-- begin --

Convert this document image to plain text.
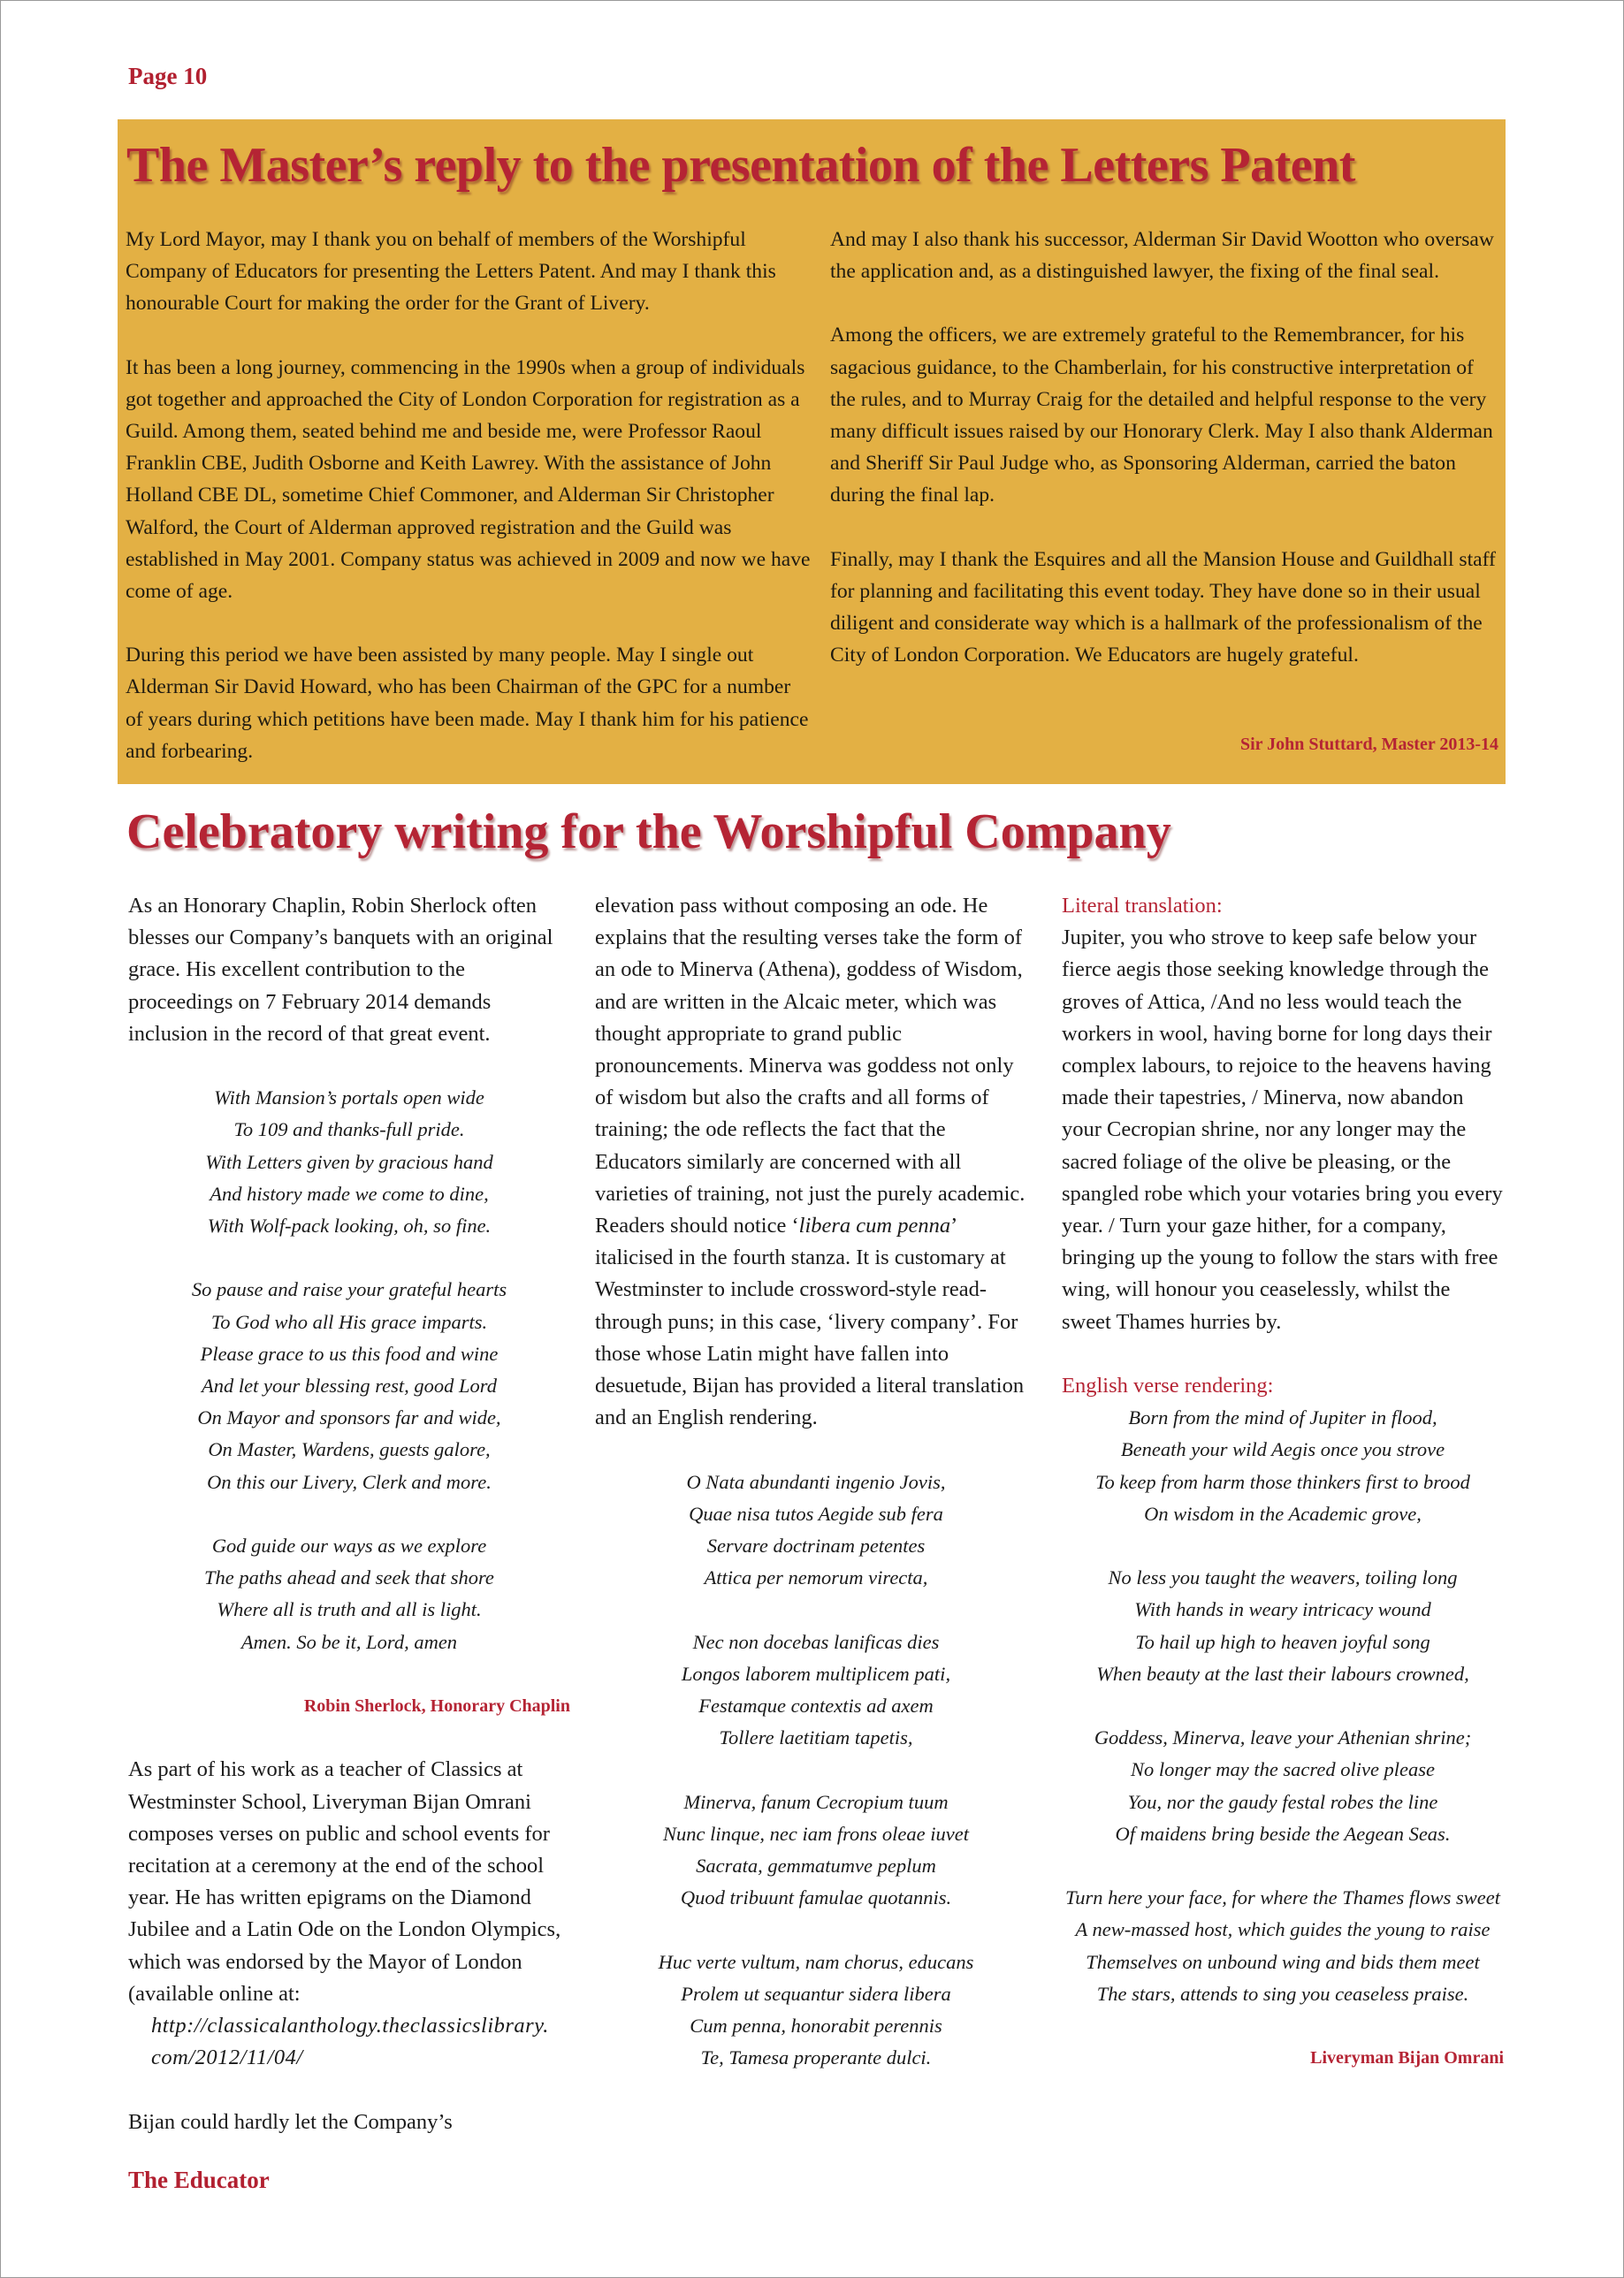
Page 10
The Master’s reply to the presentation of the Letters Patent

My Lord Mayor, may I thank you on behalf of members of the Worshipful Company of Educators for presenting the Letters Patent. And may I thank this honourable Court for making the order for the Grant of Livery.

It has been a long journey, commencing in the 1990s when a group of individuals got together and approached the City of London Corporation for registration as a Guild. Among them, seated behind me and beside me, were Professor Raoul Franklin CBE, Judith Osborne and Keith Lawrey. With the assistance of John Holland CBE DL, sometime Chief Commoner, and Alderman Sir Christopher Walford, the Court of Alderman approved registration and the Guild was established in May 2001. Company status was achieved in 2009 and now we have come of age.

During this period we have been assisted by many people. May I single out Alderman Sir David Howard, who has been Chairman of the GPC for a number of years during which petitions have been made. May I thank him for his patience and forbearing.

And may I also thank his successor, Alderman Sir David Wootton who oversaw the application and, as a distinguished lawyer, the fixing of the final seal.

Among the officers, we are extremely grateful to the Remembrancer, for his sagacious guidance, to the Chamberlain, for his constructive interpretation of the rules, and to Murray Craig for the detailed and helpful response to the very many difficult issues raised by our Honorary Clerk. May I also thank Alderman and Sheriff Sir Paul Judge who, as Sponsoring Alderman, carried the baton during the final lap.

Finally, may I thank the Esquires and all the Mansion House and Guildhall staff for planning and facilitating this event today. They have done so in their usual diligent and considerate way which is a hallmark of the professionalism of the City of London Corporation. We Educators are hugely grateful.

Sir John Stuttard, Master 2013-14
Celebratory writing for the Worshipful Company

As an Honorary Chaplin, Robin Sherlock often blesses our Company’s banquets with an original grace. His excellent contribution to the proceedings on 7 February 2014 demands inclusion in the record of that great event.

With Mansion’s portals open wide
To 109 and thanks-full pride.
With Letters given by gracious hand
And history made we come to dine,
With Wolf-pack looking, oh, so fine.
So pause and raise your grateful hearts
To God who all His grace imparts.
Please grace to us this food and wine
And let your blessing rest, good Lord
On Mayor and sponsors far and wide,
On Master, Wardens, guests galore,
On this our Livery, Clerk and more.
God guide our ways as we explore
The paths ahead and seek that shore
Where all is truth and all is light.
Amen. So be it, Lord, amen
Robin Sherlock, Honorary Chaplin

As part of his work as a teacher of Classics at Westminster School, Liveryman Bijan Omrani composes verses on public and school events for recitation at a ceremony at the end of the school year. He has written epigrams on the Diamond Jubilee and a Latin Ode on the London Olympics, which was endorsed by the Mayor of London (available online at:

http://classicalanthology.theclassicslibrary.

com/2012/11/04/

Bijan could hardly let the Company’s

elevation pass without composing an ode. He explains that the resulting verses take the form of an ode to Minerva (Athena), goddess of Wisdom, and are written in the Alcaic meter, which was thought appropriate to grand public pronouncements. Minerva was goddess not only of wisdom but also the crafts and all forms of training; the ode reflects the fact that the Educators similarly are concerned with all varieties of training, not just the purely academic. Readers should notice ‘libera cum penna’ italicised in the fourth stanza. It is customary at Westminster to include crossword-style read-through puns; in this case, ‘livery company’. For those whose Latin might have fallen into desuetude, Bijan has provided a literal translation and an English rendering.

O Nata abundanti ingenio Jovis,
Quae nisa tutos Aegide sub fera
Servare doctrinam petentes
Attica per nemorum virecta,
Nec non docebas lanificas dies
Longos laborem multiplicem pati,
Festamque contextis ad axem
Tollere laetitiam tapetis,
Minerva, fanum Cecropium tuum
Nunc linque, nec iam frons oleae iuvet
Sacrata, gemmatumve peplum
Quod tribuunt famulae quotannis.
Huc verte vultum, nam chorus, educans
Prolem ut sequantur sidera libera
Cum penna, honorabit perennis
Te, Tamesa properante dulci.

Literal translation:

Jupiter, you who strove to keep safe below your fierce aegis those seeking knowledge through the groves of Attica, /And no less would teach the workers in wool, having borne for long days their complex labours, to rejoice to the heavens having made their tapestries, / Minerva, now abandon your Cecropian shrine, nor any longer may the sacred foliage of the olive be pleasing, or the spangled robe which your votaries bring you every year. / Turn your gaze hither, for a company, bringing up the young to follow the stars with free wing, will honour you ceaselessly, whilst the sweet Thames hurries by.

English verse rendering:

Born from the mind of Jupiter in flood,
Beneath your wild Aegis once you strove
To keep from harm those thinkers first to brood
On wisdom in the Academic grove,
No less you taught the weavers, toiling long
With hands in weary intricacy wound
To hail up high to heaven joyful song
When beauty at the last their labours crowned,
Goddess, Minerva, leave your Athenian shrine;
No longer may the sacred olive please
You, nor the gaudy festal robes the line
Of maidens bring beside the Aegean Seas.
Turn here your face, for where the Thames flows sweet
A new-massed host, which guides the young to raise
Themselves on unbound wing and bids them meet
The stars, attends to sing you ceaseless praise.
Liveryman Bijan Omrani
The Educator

-- end --
-- begin --

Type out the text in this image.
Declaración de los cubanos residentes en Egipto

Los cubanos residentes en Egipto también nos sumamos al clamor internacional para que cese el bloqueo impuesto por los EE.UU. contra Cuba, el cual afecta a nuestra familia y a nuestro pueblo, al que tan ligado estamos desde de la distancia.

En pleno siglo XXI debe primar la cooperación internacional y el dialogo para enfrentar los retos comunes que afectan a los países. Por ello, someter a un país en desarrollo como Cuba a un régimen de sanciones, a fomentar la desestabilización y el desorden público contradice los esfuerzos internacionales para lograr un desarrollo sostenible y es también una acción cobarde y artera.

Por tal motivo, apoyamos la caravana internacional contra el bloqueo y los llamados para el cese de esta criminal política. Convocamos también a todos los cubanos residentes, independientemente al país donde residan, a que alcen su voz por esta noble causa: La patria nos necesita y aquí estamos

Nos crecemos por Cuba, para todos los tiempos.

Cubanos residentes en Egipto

-- end --
-- begin --

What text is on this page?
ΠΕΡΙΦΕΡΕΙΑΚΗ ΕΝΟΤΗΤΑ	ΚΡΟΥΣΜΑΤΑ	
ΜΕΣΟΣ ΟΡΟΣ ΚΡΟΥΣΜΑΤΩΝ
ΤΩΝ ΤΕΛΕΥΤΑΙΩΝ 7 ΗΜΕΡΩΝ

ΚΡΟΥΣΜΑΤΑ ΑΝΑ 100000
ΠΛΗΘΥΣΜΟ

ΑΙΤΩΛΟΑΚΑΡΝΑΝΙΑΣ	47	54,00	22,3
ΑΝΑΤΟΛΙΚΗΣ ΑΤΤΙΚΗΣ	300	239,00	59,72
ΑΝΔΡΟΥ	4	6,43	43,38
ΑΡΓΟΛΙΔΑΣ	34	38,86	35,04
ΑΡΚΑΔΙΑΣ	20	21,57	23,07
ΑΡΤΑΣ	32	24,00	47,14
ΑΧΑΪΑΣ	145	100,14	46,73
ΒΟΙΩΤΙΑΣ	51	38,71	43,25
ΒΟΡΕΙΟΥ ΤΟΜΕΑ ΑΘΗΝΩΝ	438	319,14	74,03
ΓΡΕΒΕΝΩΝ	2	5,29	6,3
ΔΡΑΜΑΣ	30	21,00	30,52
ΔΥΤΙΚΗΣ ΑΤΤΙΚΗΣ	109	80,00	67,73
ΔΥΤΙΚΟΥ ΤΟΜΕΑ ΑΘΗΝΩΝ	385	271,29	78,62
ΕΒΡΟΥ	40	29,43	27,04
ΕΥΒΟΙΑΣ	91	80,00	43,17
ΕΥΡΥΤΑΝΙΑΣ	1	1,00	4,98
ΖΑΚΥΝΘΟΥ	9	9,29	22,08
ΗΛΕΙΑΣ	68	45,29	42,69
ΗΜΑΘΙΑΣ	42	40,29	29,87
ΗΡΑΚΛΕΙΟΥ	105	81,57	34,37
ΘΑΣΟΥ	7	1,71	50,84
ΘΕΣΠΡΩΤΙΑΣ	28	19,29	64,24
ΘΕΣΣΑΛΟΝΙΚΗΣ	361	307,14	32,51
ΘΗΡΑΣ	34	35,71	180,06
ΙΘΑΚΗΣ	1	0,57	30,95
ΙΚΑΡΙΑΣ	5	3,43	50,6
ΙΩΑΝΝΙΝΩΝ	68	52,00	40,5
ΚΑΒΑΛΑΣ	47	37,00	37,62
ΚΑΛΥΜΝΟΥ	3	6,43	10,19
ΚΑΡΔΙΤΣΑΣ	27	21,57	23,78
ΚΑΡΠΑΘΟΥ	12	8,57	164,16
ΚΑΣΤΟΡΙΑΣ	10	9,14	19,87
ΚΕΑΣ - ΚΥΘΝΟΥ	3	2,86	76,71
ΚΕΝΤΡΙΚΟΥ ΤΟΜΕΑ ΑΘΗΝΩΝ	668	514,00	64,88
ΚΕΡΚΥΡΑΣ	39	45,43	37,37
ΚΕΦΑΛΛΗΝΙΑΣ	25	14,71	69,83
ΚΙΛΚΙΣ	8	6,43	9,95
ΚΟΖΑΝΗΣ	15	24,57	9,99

-- end --

* DO THIS
Copy each line above containing the string "Mansion".

* EXERCISE RESPONSE
Finally, may I thank the Esquires and all the Mansion House and Guildhall staff for planning and facilitating this event today. They have done so in their usual diligent and considerate way which is a hallmark of the professionalism of the City of London Corporation. We Educators are hugely grateful.
With Mansion’s portals open wide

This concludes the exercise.